## Instruction:
Return the listing word for word, as given.

## Input data:
★ ★ ★ ★
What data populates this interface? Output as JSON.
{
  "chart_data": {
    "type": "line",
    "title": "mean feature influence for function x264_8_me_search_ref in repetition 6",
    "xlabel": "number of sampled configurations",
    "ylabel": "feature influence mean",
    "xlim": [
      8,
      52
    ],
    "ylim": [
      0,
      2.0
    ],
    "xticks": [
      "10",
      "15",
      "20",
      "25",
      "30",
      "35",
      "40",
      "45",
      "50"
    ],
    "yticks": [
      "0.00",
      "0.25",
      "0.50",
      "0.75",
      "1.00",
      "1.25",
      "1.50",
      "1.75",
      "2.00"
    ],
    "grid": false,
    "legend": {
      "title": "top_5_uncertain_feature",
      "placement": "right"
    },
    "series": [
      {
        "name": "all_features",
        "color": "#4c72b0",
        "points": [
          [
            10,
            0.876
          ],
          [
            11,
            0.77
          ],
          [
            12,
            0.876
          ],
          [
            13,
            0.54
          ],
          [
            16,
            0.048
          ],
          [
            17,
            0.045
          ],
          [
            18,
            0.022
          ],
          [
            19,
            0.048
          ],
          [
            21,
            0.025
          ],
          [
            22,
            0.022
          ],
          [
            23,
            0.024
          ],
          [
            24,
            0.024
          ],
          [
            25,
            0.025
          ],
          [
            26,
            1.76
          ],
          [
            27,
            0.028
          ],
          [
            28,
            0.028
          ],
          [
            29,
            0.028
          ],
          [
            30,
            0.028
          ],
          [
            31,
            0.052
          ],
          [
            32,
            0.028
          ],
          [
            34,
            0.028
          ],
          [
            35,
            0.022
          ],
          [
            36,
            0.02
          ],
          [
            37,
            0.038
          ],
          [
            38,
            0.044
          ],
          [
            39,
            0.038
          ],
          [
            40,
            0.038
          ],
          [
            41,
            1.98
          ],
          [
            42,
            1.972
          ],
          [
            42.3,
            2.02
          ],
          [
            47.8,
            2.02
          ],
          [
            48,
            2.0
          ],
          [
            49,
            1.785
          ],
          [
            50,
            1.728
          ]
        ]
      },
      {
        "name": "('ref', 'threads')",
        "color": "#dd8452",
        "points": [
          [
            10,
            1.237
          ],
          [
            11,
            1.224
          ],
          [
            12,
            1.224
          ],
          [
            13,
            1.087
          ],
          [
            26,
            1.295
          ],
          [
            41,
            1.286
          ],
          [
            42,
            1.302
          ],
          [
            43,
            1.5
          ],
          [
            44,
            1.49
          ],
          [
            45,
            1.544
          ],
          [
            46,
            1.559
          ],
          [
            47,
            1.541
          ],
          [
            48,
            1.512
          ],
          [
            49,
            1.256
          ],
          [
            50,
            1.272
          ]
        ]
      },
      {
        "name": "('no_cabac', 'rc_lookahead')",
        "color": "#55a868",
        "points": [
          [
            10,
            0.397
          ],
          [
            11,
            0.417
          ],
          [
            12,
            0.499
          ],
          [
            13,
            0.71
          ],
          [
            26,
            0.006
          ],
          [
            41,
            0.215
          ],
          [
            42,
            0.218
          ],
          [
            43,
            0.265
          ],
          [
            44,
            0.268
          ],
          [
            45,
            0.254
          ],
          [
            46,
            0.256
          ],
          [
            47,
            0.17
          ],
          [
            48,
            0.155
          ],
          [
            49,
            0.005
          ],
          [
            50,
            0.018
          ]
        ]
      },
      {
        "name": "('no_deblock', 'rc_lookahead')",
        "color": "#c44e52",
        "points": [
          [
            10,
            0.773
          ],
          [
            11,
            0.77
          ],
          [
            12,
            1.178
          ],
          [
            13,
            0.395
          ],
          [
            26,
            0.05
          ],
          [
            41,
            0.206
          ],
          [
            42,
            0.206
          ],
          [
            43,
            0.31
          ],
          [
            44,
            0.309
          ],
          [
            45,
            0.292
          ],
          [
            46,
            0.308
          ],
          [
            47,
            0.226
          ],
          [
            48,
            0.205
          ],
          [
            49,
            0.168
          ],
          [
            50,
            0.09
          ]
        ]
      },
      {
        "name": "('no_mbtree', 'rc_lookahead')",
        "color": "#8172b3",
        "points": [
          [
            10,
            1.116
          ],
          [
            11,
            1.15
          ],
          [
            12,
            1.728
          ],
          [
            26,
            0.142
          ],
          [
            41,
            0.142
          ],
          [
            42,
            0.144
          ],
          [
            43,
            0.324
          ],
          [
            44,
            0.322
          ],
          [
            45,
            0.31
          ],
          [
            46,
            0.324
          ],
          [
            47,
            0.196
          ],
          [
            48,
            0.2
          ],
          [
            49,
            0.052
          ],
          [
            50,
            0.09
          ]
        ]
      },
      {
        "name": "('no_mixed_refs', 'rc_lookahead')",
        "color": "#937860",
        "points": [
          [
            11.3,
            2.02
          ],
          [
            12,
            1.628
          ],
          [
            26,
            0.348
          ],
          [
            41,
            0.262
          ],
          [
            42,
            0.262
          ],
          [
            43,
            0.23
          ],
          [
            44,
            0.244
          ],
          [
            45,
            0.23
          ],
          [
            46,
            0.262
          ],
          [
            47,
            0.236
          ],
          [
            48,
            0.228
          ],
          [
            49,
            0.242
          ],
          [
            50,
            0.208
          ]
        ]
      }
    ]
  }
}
★ ★ ★ ★
## Right answer:
What data populates this interface? Output as JSON.
{
  "chart_data": {
    "type": "line",
    "title": "mean feature influence for function x264_8_me_search_ref in repetition 6",
    "xlabel": "number of sampled configurations",
    "ylabel": "feature influence mean",
    "xlim": [
      8,
      52
    ],
    "ylim": [
      0,
      2.0
    ],
    "xticks": [
      "10",
      "15",
      "20",
      "25",
      "30",
      "35",
      "40",
      "45",
      "50"
    ],
    "yticks": [
      "0.00",
      "0.25",
      "0.50",
      "0.75",
      "1.00",
      "1.25",
      "1.50",
      "1.75",
      "2.00"
    ],
    "grid": false,
    "legend": {
      "title": "top_5_uncertain_feature",
      "placement": "right"
    },
    "series": [
      {
        "name": "all_features",
        "color": "#4c72b0",
        "points": [
          [
            10,
            0.876
          ],
          [
            11,
            0.77
          ],
          [
            12,
            0.876
          ],
          [
            13,
            0.54
          ],
          [
            16,
            0.048
          ],
          [
            17,
            0.045
          ],
          [
            18,
            0.022
          ],
          [
            19,
            0.048
          ],
          [
            21,
            0.025
          ],
          [
            22,
            0.022
          ],
          [
            23,
            0.024
          ],
          [
            24,
            0.024
          ],
          [
            25,
            0.025
          ],
          [
            26,
            1.76
          ],
          [
            27,
            0.028
          ],
          [
            28,
            0.028
          ],
          [
            29,
            0.028
          ],
          [
            30,
            0.028
          ],
          [
            31,
            0.052
          ],
          [
            32,
            0.028
          ],
          [
            34,
            0.028
          ],
          [
            35,
            0.022
          ],
          [
            36,
            0.02
          ],
          [
            37,
            0.038
          ],
          [
            38,
            0.044
          ],
          [
            39,
            0.038
          ],
          [
            40,
            0.038
          ],
          [
            41,
            1.98
          ],
          [
            42,
            1.972
          ],
          [
            42.3,
            2.02
          ],
          [
            47.8,
            2.02
          ],
          [
            48,
            2.0
          ],
          [
            49,
            1.785
          ],
          [
            50,
            1.728
          ]
        ]
      },
      {
        "name": "('ref', 'threads')",
        "color": "#dd8452",
        "points": [
          [
            10,
            1.237
          ],
          [
            11,
            1.224
          ],
          [
            12,
            1.224
          ],
          [
            13,
            1.087
          ],
          [
            26,
            1.295
          ],
          [
            41,
            1.286
          ],
          [
            42,
            1.302
          ],
          [
            43,
            1.5
          ],
          [
            44,
            1.49
          ],
          [
            45,
            1.544
          ],
          [
            46,
            1.559
          ],
          [
            47,
            1.541
          ],
          [
            48,
            1.512
          ],
          [
            49,
            1.256
          ],
          [
            50,
            1.272
          ]
        ]
      },
      {
        "name": "('no_cabac', 'rc_lookahead')",
        "color": "#55a868",
        "points": [
          [
            10,
            0.397
          ],
          [
            11,
            0.417
          ],
          [
            12,
            0.499
          ],
          [
            13,
            0.71
          ],
          [
            26,
            0.006
          ],
          [
            41,
            0.215
          ],
          [
            42,
            0.218
          ],
          [
            43,
            0.265
          ],
          [
            44,
            0.268
          ],
          [
            45,
            0.254
          ],
          [
            46,
            0.256
          ],
          [
            47,
            0.17
          ],
          [
            48,
            0.155
          ],
          [
            49,
            0.005
          ],
          [
            50,
            0.018
          ]
        ]
      },
      {
        "name": "('no_deblock', 'rc_lookahead')",
        "color": "#c44e52",
        "points": [
          [
            10,
            0.773
          ],
          [
            11,
            0.77
          ],
          [
            12,
            1.178
          ],
          [
            13,
            0.395
          ],
          [
            26,
            0.05
          ],
          [
            41,
            0.206
          ],
          [
            42,
            0.206
          ],
          [
            43,
            0.31
          ],
          [
            44,
            0.309
          ],
          [
            45,
            0.292
          ],
          [
            46,
            0.308
          ],
          [
            47,
            0.226
          ],
          [
            48,
            0.205
          ],
          [
            49,
            0.168
          ],
          [
            50,
            0.09
          ]
        ]
      },
      {
        "name": "('no_mbtree', 'rc_lookahead')",
        "color": "#8172b3",
        "points": [
          [
            10,
            1.116
          ],
          [
            11,
            1.15
          ],
          [
            12,
            1.728
          ],
          [
            26,
            0.142
          ],
          [
            41,
            0.142
          ],
          [
            42,
            0.144
          ],
          [
            43,
            0.324
          ],
          [
            44,
            0.322
          ],
          [
            45,
            0.31
          ],
          [
            46,
            0.324
          ],
          [
            47,
            0.196
          ],
          [
            48,
            0.2
          ],
          [
            49,
            0.052
          ],
          [
            50,
            0.09
          ]
        ]
      },
      {
        "name": "('no_mixed_refs', 'rc_lookahead')",
        "color": "#937860",
        "points": [
          [
            11.3,
            2.02
          ],
          [
            12,
            1.628
          ],
          [
            26,
            0.348
          ],
          [
            41,
            0.262
          ],
          [
            42,
            0.262
          ],
          [
            43,
            0.23
          ],
          [
            44,
            0.244
          ],
          [
            45,
            0.23
          ],
          [
            46,
            0.262
          ],
          [
            47,
            0.236
          ],
          [
            48,
            0.228
          ],
          [
            49,
            0.242
          ],
          [
            50,
            0.208
          ]
        ]
      }
    ]
  }
}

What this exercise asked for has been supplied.